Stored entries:
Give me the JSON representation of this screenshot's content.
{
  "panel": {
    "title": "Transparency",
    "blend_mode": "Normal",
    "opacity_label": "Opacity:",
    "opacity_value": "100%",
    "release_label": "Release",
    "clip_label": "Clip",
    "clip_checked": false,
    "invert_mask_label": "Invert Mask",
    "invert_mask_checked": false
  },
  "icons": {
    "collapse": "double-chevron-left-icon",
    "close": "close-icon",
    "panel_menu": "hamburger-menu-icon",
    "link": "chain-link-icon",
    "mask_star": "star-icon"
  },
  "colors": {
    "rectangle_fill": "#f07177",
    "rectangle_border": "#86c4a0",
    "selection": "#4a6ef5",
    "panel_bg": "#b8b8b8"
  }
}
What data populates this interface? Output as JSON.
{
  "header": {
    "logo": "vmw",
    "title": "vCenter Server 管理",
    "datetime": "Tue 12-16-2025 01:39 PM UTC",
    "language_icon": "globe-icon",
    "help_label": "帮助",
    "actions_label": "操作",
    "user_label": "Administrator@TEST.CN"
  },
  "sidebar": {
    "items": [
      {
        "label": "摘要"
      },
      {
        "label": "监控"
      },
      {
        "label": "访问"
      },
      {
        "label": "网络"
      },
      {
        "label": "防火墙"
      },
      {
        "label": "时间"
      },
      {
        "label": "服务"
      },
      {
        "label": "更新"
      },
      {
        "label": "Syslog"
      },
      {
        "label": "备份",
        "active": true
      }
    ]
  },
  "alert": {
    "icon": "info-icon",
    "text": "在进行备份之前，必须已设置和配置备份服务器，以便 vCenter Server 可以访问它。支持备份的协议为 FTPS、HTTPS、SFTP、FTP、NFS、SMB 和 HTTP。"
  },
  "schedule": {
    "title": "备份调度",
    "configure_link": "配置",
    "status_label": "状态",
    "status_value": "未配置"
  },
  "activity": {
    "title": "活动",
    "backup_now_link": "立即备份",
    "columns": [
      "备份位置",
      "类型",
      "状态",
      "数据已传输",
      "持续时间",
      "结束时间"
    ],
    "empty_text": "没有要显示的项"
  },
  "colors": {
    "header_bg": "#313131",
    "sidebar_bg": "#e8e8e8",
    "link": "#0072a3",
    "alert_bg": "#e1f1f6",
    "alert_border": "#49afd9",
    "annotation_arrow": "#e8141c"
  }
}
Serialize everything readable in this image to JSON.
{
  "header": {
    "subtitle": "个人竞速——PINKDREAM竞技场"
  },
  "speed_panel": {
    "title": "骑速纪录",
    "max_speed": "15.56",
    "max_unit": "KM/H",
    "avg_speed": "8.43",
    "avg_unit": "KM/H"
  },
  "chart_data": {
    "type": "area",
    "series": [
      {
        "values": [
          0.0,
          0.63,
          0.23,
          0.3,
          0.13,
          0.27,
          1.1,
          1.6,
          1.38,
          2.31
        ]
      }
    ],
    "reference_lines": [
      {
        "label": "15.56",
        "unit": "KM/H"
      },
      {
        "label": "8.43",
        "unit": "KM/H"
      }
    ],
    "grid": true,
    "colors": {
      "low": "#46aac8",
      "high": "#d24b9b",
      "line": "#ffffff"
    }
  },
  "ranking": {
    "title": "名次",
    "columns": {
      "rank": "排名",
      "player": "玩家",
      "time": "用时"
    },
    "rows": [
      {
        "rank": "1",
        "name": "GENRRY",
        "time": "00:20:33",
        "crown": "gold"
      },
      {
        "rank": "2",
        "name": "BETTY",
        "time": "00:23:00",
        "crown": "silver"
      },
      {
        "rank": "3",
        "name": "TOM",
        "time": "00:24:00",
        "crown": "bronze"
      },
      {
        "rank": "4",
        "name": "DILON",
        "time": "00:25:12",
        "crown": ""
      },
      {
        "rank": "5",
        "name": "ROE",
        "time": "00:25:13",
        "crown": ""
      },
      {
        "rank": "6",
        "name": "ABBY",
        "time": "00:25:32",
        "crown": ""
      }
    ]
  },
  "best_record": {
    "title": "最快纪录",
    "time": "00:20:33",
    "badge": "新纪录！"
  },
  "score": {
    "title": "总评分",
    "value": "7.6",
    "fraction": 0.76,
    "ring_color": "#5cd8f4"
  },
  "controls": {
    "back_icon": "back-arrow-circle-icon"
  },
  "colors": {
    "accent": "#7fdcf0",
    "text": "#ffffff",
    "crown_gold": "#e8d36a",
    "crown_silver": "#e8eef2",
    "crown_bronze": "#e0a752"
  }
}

WHAT YOU ARE ASKED TO DO:
Write out the data again, exactly and in full.

ANSWER FOR THIS EXERCISE:
Give me the JSON representation of this screenshot's content.
{
  "panel": {
    "title": "Transparency",
    "blend_mode": "Normal",
    "opacity_label": "Opacity:",
    "opacity_value": "100%",
    "release_label": "Release",
    "clip_label": "Clip",
    "clip_checked": false,
    "invert_mask_label": "Invert Mask",
    "invert_mask_checked": false
  },
  "icons": {
    "collapse": "double-chevron-left-icon",
    "close": "close-icon",
    "panel_menu": "hamburger-menu-icon",
    "link": "chain-link-icon",
    "mask_star": "star-icon"
  },
  "colors": {
    "rectangle_fill": "#f07177",
    "rectangle_border": "#86c4a0",
    "selection": "#4a6ef5",
    "panel_bg": "#b8b8b8"
  }
}
What data populates this interface? Output as JSON.
{
  "header": {
    "logo": "vmw",
    "title": "vCenter Server 管理",
    "datetime": "Tue 12-16-2025 01:39 PM UTC",
    "language_icon": "globe-icon",
    "help_label": "帮助",
    "actions_label": "操作",
    "user_label": "Administrator@TEST.CN"
  },
  "sidebar": {
    "items": [
      {
        "label": "摘要"
      },
      {
        "label": "监控"
      },
      {
        "label": "访问"
      },
      {
        "label": "网络"
      },
      {
        "label": "防火墙"
      },
      {
        "label": "时间"
      },
      {
        "label": "服务"
      },
      {
        "label": "更新"
      },
      {
        "label": "Syslog"
      },
      {
        "label": "备份",
        "active": true
      }
    ]
  },
  "alert": {
    "icon": "info-icon",
    "text": "在进行备份之前，必须已设置和配置备份服务器，以便 vCenter Server 可以访问它。支持备份的协议为 FTPS、HTTPS、SFTP、FTP、NFS、SMB 和 HTTP。"
  },
  "schedule": {
    "title": "备份调度",
    "configure_link": "配置",
    "status_label": "状态",
    "status_value": "未配置"
  },
  "activity": {
    "title": "活动",
    "backup_now_link": "立即备份",
    "columns": [
      "备份位置",
      "类型",
      "状态",
      "数据已传输",
      "持续时间",
      "结束时间"
    ],
    "empty_text": "没有要显示的项"
  },
  "colors": {
    "header_bg": "#313131",
    "sidebar_bg": "#e8e8e8",
    "link": "#0072a3",
    "alert_bg": "#e1f1f6",
    "alert_border": "#49afd9",
    "annotation_arrow": "#e8141c"
  }
}
Serialize everything readable in this image to JSON.
{
  "header": {
    "subtitle": "个人竞速——PINKDREAM竞技场"
  },
  "speed_panel": {
    "title": "骑速纪录",
    "max_speed": "15.56",
    "max_unit": "KM/H",
    "avg_speed": "8.43",
    "avg_unit": "KM/H"
  },
  "chart_data": {
    "type": "area",
    "series": [
      {
        "values": [
          0.0,
          0.63,
          0.23,
          0.3,
          0.13,
          0.27,
          1.1,
          1.6,
          1.38,
          2.31
        ]
      }
    ],
    "reference_lines": [
      {
        "label": "15.56",
        "unit": "KM/H"
      },
      {
        "label": "8.43",
        "unit": "KM/H"
      }
    ],
    "grid": true,
    "colors": {
      "low": "#46aac8",
      "high": "#d24b9b",
      "line": "#ffffff"
    }
  },
  "ranking": {
    "title": "名次",
    "columns": {
      "rank": "排名",
      "player": "玩家",
      "time": "用时"
    },
    "rows": [
      {
        "rank": "1",
        "name": "GENRRY",
        "time": "00:20:33",
        "crown": "gold"
      },
      {
        "rank": "2",
        "name": "BETTY",
        "time": "00:23:00",
        "crown": "silver"
      },
      {
        "rank": "3",
        "name": "TOM",
        "time": "00:24:00",
        "crown": "bronze"
      },
      {
        "rank": "4",
        "name": "DILON",
        "time": "00:25:12",
        "crown": ""
      },
      {
        "rank": "5",
        "name": "ROE",
        "time": "00:25:13",
        "crown": ""
      },
      {
        "rank": "6",
        "name": "ABBY",
        "time": "00:25:32",
        "crown": ""
      }
    ]
  },
  "best_record": {
    "title": "最快纪录",
    "time": "00:20:33",
    "badge": "新纪录！"
  },
  "score": {
    "title": "总评分",
    "value": "7.6",
    "fraction": 0.76,
    "ring_color": "#5cd8f4"
  },
  "controls": {
    "back_icon": "back-arrow-circle-icon"
  },
  "colors": {
    "accent": "#7fdcf0",
    "text": "#ffffff",
    "crown_gold": "#e8d36a",
    "crown_silver": "#e8eef2",
    "crown_bronze": "#e0a752"
  }
}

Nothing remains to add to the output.